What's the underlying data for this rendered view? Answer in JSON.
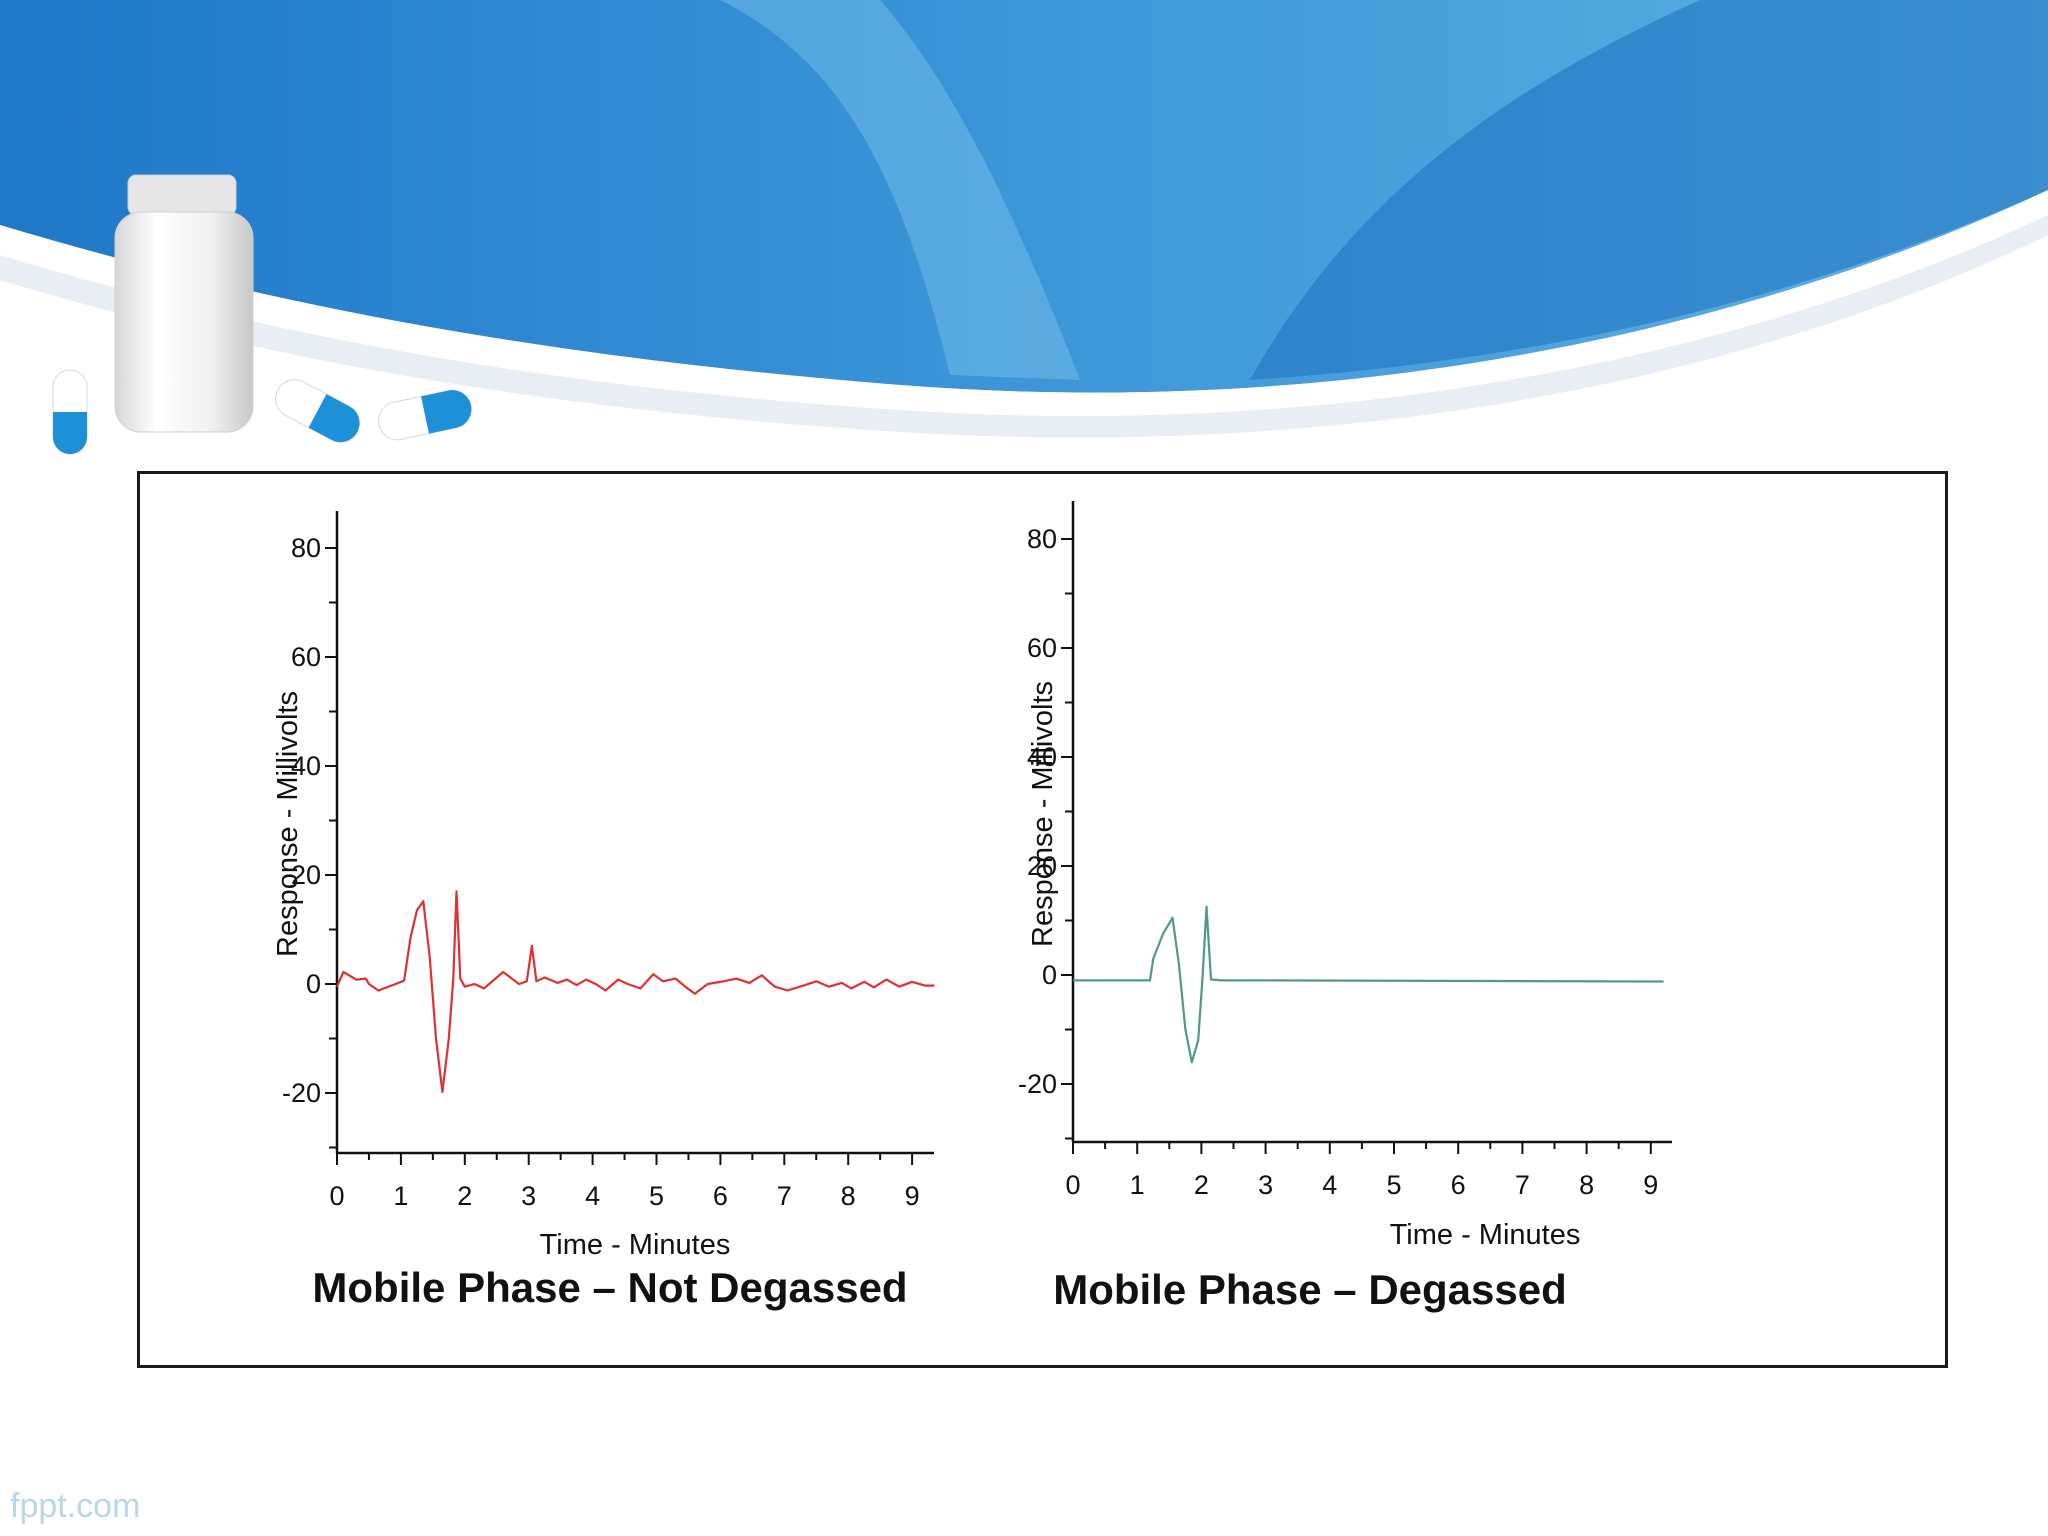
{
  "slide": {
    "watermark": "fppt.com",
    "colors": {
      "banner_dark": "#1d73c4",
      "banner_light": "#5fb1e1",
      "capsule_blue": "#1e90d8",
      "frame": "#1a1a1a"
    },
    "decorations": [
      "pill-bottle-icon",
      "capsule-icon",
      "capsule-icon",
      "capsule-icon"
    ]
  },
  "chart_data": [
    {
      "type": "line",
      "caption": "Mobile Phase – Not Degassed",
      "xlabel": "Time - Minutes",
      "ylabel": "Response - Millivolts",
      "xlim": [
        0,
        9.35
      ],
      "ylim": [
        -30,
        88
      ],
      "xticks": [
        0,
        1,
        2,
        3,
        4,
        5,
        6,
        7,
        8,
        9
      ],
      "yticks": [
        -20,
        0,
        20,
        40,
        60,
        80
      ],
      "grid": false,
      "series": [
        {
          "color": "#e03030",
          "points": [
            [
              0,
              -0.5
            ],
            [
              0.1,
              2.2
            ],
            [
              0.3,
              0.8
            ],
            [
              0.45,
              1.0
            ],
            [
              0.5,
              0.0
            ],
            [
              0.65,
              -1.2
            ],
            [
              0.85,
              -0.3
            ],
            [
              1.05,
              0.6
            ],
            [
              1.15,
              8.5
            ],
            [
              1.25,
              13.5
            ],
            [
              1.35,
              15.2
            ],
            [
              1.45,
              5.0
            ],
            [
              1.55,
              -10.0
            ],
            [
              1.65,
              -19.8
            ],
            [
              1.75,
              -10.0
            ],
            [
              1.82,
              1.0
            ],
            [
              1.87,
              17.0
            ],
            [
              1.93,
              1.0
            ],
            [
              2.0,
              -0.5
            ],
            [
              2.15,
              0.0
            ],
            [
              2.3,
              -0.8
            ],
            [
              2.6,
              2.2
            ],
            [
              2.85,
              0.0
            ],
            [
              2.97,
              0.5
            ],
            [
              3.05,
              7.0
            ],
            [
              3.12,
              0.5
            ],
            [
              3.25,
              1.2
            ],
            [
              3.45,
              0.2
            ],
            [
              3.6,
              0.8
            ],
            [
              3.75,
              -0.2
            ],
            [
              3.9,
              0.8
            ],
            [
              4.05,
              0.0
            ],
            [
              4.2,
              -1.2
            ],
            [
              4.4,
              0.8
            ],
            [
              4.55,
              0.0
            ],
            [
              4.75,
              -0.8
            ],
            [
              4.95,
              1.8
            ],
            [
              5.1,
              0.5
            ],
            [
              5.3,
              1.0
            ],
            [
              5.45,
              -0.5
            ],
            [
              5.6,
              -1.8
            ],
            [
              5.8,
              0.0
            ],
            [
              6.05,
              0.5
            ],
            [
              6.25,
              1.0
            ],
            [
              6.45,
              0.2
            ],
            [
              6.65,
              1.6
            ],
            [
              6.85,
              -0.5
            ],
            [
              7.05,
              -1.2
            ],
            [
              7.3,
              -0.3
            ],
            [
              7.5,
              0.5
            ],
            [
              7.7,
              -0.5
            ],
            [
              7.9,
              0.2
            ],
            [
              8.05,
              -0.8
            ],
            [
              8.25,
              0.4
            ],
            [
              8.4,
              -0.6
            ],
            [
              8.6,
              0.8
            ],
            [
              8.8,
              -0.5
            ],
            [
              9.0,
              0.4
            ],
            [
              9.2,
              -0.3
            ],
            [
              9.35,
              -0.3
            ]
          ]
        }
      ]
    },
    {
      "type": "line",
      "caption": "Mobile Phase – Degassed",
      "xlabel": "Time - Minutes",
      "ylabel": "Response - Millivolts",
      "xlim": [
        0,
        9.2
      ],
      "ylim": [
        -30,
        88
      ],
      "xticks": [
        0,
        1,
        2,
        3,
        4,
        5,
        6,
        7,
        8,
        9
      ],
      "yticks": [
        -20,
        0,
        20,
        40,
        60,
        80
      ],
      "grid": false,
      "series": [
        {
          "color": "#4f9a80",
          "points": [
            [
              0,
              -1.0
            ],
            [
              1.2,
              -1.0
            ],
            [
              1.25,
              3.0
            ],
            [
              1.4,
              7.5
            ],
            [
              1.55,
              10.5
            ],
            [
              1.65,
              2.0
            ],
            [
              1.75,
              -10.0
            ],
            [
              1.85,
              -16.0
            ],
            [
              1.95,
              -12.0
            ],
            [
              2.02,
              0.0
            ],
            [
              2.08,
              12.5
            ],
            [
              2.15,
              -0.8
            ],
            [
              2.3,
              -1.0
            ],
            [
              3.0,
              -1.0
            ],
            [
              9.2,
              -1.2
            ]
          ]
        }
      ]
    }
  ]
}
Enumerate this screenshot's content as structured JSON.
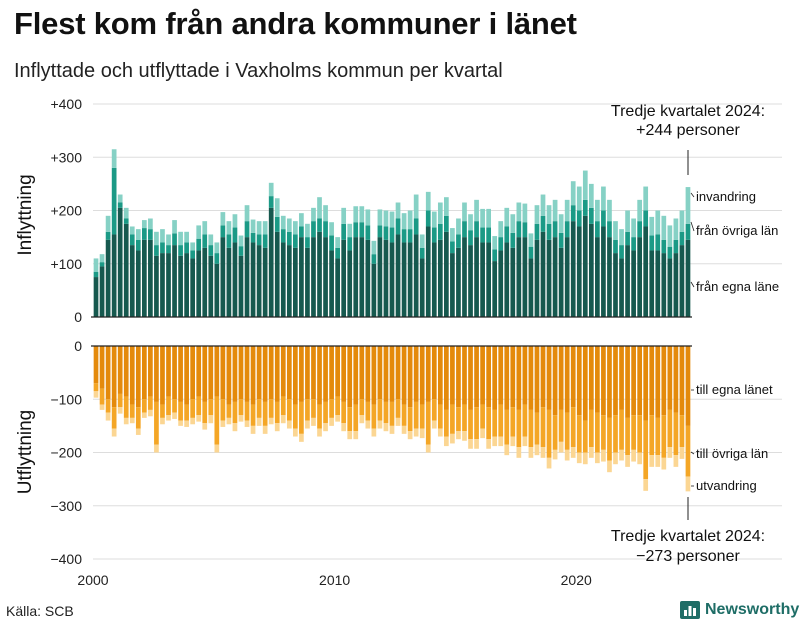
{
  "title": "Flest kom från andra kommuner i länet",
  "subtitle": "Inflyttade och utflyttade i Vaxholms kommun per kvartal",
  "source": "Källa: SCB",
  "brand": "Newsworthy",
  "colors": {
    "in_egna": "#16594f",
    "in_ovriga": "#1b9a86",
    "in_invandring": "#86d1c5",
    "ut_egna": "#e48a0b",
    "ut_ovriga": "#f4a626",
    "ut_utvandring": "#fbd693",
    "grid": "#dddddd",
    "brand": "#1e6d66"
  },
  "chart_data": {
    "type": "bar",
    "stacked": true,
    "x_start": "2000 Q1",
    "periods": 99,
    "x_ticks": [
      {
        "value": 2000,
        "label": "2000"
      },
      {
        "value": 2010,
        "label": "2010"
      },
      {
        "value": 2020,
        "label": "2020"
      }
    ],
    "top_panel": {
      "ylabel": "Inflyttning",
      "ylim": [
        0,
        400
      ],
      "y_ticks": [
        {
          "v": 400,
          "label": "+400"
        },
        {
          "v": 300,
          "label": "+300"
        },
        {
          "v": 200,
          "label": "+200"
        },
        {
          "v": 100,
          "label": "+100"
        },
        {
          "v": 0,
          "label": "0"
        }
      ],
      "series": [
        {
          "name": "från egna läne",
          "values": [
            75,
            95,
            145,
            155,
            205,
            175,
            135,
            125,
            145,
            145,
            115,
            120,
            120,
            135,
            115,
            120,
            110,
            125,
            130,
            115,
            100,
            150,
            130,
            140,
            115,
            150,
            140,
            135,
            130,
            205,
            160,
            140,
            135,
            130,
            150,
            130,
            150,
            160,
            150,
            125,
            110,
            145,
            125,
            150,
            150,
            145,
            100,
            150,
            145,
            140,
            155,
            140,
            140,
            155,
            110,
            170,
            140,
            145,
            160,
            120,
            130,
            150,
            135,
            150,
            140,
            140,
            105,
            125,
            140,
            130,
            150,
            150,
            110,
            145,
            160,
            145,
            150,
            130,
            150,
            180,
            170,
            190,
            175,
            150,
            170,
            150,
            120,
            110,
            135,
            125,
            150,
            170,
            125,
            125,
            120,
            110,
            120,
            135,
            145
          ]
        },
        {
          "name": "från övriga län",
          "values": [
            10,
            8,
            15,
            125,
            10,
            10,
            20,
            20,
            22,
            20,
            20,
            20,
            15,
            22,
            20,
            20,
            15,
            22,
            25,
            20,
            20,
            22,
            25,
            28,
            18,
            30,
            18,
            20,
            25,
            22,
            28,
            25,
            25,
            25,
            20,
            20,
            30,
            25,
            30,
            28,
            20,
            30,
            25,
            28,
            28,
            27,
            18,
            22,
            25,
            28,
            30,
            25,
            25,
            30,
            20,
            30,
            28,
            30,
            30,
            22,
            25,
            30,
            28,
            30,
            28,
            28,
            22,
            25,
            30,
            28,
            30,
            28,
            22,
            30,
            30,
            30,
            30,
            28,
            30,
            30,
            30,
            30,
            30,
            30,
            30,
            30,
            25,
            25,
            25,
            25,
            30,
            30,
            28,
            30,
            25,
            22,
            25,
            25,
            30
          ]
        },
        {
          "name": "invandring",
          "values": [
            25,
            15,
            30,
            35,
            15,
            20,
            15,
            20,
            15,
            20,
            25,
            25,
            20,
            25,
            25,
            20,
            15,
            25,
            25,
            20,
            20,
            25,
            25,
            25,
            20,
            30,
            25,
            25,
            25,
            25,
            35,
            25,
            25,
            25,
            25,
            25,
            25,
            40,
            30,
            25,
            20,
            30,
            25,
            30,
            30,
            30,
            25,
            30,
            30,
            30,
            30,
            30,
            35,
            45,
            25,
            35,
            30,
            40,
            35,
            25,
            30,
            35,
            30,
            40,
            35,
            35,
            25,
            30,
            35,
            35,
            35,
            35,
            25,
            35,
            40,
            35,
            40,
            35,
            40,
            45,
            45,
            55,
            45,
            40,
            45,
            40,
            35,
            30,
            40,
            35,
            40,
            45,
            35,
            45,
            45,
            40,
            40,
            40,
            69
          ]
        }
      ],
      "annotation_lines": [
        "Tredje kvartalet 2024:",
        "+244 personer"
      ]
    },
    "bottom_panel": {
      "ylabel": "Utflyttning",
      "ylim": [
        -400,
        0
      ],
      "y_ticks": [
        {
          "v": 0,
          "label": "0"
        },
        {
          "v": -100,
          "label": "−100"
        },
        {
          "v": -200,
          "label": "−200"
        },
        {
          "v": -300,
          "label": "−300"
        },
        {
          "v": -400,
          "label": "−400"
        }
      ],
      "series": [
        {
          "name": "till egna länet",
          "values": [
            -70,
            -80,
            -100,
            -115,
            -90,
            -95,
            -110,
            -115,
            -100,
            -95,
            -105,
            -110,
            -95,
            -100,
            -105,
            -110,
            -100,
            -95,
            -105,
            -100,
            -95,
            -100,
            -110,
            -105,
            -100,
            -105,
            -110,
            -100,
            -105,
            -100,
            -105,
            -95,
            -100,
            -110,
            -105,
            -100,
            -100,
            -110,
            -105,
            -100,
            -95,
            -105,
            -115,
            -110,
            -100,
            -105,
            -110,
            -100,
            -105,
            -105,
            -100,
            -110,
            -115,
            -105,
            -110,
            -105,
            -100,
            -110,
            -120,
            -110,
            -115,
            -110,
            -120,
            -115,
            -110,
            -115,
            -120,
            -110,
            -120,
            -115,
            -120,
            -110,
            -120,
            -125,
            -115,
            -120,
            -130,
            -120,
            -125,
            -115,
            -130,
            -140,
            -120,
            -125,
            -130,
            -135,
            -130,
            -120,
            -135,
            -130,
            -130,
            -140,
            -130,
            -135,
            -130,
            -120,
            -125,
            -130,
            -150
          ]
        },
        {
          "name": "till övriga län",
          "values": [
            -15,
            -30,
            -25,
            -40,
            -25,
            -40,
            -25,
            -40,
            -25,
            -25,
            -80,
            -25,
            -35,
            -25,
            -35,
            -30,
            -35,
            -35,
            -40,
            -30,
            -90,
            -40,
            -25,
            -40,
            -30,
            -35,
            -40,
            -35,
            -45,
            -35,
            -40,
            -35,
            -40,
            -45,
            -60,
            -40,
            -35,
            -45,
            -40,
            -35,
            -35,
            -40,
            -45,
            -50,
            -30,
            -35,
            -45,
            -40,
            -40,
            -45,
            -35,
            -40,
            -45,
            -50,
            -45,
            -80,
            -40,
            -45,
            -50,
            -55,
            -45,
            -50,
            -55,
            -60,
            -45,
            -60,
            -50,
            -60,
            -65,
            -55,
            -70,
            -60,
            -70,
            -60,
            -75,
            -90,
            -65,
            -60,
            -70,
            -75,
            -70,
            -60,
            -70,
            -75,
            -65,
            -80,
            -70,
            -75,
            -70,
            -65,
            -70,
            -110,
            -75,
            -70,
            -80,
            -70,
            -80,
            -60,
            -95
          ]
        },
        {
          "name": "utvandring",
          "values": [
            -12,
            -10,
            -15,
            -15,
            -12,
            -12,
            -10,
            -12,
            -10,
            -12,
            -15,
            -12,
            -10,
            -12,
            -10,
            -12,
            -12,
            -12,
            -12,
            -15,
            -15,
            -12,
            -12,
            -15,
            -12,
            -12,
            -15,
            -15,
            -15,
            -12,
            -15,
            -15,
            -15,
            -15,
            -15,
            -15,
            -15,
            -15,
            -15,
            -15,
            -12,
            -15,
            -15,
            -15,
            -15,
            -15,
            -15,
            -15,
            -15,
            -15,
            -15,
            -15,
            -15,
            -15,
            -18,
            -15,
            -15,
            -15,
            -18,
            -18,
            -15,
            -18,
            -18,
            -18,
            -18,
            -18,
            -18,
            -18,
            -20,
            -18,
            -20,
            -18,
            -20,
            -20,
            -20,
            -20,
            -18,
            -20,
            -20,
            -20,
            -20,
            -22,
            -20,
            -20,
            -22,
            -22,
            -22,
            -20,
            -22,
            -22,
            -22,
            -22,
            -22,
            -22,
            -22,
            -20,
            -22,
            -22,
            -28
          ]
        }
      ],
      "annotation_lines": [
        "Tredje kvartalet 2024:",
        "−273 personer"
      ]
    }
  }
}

-.-.-

## Exercise directions
Looking at the listing above, how many of its lines contain the string "Mobile"? Give the number alone.

## Finished answer
2